→ **Required task**
Using the material below, work out how many lines contain the word "③④正确". Reply with the number and nothing more.

________________

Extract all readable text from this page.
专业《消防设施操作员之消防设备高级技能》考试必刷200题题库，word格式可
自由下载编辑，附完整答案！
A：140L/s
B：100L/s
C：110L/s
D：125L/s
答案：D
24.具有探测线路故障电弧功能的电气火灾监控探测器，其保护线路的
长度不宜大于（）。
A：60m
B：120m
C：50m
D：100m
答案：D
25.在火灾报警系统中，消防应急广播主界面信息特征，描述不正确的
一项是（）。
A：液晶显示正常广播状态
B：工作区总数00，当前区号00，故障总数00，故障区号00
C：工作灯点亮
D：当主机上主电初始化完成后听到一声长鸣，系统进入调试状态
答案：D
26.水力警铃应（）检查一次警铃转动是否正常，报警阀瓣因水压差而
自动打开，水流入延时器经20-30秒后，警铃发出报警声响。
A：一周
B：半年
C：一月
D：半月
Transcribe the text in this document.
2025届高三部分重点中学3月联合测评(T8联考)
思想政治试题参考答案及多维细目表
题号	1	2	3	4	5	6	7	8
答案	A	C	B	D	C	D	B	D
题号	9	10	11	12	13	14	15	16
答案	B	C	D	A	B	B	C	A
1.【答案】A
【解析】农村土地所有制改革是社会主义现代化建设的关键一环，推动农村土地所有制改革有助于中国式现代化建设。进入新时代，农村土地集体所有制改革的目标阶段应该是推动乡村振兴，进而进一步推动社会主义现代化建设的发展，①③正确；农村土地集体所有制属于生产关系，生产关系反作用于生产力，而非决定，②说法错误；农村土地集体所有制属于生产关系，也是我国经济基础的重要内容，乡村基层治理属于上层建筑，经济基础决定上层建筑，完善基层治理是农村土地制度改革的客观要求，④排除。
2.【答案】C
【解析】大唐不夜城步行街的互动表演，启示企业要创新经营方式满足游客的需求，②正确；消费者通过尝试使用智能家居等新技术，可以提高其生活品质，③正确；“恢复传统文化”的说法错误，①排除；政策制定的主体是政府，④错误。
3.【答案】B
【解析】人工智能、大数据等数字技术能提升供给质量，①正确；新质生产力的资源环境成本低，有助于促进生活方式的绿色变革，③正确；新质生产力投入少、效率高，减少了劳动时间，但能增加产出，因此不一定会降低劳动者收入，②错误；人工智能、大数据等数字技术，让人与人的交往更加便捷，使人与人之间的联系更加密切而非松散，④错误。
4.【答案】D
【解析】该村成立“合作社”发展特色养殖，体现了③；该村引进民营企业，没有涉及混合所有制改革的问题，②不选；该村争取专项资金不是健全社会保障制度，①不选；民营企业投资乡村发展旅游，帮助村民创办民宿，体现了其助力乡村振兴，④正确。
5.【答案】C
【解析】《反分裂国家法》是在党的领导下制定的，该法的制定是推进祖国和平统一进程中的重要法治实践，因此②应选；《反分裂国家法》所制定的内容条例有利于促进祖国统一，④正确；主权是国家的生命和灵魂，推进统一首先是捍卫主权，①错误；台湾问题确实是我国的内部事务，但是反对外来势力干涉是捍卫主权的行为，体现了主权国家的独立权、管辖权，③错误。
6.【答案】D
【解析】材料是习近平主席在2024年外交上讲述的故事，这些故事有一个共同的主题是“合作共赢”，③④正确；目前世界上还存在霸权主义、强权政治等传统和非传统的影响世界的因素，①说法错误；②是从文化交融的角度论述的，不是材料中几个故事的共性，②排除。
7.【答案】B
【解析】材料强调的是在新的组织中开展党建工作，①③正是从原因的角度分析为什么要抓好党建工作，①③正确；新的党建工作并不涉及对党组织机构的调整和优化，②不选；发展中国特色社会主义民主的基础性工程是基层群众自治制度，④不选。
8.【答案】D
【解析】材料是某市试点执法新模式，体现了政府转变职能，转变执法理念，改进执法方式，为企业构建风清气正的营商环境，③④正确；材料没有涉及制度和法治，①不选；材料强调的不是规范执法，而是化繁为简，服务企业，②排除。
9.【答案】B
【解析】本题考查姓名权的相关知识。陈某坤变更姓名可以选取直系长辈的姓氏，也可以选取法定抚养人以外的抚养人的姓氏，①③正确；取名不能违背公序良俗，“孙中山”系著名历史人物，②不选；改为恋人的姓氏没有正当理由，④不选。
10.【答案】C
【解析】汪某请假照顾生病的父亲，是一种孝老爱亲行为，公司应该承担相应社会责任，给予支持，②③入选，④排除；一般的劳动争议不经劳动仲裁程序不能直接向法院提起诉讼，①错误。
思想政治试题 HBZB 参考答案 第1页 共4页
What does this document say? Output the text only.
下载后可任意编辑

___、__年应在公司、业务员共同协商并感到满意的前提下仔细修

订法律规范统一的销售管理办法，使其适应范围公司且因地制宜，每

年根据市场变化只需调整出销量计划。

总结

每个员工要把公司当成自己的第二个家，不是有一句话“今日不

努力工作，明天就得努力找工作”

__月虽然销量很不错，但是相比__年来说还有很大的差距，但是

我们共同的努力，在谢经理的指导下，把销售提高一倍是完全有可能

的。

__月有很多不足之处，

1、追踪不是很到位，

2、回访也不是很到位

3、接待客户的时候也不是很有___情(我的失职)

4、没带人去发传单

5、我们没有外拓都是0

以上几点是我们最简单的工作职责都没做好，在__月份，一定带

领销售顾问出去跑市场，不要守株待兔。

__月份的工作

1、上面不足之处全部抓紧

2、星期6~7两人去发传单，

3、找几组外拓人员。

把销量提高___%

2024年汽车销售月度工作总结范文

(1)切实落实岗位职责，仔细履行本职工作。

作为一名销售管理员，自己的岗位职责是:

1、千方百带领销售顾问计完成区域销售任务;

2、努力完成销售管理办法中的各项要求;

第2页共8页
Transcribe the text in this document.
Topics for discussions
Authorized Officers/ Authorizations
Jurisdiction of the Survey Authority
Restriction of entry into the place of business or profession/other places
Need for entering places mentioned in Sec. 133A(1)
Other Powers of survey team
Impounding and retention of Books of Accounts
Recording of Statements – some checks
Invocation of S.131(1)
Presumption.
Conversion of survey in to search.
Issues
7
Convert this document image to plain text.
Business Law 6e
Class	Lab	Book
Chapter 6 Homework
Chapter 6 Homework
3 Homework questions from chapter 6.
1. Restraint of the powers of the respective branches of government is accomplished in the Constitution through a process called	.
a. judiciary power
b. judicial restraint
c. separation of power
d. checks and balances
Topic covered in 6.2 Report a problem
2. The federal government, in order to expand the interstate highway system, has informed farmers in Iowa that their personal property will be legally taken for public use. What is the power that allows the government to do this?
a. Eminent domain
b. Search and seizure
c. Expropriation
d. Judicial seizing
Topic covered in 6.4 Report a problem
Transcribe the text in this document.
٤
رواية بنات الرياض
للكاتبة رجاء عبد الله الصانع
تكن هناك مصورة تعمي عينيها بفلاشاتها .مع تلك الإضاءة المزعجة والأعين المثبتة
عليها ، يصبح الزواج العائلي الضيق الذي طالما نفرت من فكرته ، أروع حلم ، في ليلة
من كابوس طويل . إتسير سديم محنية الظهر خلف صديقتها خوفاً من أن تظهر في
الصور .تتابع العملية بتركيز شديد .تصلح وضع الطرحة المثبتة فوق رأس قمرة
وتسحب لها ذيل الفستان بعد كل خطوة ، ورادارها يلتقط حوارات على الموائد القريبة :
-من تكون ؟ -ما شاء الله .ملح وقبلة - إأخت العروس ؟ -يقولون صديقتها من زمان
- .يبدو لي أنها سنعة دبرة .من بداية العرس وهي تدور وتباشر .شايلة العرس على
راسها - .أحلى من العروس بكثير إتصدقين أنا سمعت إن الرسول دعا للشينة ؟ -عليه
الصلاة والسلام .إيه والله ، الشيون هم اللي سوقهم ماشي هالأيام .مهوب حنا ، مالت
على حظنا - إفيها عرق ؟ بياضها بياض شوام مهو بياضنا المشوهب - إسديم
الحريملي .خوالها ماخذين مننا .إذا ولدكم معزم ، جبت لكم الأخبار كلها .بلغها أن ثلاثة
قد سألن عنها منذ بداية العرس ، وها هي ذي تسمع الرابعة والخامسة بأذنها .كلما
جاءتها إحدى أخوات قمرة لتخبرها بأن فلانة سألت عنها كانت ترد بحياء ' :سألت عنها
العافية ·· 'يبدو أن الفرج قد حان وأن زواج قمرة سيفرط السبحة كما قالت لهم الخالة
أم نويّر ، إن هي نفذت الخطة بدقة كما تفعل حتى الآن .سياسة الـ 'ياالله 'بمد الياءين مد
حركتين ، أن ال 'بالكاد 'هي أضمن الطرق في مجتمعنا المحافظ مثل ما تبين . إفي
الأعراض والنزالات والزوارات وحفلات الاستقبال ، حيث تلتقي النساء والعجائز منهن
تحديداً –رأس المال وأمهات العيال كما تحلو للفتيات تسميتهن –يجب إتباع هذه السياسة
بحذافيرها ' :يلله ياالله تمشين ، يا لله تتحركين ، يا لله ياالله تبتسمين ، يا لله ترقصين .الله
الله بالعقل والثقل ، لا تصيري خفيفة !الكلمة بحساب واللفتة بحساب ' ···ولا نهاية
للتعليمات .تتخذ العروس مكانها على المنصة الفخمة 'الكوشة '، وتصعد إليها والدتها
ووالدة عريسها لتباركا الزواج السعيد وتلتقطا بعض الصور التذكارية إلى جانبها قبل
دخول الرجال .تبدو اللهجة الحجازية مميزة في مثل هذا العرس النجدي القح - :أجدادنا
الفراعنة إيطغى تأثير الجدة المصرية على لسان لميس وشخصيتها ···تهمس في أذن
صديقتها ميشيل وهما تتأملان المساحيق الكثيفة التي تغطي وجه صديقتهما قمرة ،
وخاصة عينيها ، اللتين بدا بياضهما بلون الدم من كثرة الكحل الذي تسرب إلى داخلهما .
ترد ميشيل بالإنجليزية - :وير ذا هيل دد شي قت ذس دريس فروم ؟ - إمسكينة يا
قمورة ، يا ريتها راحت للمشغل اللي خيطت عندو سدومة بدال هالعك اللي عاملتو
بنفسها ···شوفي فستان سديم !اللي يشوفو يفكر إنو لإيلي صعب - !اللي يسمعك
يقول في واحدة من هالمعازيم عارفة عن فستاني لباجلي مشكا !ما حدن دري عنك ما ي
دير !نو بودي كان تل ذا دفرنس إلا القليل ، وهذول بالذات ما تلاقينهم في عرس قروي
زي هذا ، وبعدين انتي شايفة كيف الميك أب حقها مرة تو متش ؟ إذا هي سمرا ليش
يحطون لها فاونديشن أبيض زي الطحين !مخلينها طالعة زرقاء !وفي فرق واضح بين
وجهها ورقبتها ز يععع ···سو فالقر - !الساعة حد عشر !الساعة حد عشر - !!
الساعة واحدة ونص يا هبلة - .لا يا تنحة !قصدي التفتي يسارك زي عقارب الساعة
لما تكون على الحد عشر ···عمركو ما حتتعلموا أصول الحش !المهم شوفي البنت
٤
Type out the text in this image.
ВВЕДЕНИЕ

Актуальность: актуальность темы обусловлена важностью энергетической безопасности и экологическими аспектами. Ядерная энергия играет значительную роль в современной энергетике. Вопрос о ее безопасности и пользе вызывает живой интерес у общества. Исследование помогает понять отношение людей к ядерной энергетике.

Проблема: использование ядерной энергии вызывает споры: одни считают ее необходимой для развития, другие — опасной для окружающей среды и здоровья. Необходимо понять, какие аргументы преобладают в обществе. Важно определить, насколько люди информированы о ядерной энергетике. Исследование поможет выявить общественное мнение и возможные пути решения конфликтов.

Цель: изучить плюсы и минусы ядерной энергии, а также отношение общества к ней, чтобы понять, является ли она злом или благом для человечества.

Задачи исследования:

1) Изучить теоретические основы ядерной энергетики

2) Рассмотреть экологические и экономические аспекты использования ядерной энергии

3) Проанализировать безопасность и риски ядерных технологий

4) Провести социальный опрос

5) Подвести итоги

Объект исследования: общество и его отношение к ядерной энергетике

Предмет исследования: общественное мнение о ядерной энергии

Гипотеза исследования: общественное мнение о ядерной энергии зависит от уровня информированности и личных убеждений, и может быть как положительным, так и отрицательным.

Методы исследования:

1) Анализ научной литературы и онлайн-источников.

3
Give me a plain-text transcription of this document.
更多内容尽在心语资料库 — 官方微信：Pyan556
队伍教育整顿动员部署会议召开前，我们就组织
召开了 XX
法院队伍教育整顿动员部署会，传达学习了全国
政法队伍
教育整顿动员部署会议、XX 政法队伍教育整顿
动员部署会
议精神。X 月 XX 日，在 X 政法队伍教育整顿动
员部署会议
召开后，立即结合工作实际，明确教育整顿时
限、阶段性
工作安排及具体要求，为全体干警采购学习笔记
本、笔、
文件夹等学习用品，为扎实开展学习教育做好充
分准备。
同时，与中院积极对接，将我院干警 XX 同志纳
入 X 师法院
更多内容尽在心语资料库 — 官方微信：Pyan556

________________

→ **Result of the exercise**
2